## Task goal
What lines of the data include the string "system"? Copy them all.

## Provided records
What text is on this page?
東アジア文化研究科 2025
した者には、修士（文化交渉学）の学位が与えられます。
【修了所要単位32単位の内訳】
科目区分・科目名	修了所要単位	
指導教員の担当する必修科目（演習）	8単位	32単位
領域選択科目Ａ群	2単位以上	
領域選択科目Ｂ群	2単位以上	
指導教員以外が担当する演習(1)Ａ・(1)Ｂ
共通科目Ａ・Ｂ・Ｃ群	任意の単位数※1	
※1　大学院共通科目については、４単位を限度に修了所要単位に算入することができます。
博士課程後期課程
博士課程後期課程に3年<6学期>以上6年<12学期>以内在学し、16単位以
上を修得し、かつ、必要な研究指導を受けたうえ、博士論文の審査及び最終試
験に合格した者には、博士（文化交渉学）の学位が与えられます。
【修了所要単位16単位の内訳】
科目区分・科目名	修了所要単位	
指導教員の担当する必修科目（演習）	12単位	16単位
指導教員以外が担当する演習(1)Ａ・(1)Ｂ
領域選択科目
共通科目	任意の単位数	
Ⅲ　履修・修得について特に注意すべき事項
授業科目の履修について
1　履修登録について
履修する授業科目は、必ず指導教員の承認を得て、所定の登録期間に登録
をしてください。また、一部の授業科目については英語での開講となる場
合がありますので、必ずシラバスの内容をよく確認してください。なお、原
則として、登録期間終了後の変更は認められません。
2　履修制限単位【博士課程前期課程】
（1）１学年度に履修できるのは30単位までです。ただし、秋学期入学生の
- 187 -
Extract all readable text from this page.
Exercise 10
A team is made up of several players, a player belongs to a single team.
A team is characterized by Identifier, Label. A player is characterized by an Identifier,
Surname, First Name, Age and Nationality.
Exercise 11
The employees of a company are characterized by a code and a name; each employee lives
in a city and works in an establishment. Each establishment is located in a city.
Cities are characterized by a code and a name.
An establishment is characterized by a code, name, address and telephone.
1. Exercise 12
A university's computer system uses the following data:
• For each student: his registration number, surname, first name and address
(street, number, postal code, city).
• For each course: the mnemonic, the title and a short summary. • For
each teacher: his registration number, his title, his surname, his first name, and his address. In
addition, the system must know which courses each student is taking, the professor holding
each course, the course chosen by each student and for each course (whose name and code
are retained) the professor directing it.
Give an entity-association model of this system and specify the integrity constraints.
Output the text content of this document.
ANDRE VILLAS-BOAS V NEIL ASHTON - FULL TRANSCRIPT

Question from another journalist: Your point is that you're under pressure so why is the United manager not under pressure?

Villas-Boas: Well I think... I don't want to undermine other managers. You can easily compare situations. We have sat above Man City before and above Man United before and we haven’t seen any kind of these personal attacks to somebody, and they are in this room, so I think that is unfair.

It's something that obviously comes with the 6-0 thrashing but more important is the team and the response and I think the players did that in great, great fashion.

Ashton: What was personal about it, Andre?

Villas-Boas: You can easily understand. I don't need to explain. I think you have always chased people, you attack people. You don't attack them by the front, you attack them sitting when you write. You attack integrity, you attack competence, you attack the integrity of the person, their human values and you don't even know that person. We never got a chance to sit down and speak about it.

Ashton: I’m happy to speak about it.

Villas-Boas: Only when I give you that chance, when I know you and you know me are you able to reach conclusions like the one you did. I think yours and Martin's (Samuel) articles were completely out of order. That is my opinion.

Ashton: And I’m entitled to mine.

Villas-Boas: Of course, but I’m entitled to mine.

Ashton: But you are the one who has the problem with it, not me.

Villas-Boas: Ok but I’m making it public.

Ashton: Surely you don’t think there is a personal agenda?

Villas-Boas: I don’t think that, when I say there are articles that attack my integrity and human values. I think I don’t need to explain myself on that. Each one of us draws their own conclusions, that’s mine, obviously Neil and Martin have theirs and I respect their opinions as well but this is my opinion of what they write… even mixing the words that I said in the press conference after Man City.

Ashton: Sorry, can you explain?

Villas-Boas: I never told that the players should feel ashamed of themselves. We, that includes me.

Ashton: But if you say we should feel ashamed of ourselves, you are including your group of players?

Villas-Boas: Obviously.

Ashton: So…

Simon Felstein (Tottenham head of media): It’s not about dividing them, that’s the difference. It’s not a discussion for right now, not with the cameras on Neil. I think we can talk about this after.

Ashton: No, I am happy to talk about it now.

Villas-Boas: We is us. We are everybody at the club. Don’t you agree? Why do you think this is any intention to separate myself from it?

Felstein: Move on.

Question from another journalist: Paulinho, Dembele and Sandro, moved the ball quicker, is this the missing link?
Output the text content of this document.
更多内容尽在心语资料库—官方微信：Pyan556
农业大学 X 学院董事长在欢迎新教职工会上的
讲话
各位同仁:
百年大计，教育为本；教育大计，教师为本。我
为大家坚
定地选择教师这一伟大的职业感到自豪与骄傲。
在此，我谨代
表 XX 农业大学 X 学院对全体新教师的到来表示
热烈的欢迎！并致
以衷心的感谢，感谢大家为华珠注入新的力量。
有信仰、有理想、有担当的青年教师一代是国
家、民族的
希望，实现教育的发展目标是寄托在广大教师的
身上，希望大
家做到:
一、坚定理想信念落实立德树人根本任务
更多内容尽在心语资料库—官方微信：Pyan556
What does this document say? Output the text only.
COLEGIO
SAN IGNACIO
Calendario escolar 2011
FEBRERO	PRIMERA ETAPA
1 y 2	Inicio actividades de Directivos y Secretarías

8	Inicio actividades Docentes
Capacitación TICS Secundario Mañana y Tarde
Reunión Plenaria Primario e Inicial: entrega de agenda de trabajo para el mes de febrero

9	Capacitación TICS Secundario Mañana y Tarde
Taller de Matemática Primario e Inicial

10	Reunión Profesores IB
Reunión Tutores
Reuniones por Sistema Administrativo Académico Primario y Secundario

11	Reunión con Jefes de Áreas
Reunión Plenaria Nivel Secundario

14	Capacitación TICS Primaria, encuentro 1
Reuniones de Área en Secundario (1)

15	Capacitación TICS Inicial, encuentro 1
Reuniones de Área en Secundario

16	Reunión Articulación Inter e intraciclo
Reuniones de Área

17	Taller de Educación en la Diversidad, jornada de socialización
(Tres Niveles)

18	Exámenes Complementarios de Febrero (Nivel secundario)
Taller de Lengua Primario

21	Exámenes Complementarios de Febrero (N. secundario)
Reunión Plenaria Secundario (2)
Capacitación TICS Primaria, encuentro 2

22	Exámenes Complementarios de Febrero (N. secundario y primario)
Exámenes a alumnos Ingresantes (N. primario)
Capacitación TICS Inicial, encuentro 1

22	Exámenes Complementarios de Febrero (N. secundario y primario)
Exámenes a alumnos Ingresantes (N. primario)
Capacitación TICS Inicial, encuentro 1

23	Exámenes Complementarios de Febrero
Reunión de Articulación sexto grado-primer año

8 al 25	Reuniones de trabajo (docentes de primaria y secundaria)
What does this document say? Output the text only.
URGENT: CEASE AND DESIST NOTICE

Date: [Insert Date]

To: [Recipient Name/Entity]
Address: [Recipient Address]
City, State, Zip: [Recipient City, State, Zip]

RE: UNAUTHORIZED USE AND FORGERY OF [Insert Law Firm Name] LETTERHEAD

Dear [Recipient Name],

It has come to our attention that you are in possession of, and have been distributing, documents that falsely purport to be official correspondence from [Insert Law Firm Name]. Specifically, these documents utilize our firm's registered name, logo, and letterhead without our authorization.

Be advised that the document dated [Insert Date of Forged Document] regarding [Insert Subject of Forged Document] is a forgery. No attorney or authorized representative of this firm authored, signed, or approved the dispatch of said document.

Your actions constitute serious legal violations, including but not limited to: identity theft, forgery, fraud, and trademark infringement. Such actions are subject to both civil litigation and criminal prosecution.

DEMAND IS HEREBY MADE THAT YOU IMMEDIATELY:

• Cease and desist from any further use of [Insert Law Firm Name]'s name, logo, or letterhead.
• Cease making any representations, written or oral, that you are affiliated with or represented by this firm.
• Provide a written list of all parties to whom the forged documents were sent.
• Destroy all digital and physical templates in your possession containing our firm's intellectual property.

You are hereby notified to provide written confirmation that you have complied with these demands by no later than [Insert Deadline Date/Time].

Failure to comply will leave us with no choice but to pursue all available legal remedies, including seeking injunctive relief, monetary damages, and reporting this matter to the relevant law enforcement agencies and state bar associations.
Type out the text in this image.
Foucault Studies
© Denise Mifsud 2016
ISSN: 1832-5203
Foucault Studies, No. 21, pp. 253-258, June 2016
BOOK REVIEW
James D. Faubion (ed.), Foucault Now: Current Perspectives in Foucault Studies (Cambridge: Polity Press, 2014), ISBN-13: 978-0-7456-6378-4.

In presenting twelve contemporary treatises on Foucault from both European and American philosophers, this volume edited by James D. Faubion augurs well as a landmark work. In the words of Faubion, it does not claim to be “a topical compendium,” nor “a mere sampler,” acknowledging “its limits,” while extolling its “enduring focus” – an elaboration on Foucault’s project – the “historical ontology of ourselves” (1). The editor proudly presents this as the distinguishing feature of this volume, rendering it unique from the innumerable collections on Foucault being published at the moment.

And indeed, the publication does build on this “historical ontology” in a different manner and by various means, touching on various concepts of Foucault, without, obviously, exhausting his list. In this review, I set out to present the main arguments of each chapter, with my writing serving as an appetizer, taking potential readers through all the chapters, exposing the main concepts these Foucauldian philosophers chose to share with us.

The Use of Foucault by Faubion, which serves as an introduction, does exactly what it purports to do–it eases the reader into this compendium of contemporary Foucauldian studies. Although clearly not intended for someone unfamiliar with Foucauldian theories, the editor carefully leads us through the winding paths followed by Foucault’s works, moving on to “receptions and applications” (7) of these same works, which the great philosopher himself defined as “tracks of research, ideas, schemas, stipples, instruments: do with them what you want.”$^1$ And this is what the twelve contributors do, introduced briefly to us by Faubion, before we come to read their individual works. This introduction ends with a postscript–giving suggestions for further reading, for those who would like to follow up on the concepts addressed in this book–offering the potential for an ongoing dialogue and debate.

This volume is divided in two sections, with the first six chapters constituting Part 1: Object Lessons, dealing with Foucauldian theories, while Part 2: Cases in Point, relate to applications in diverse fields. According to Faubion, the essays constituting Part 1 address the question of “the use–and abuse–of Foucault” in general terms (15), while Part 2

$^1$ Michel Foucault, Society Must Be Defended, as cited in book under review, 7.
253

## Solution to this task
A university's computer system uses the following data:
addition, the system must know which courses each student is taking, the professor holding
Give an entity-association model of this system and specify the integrity constraints.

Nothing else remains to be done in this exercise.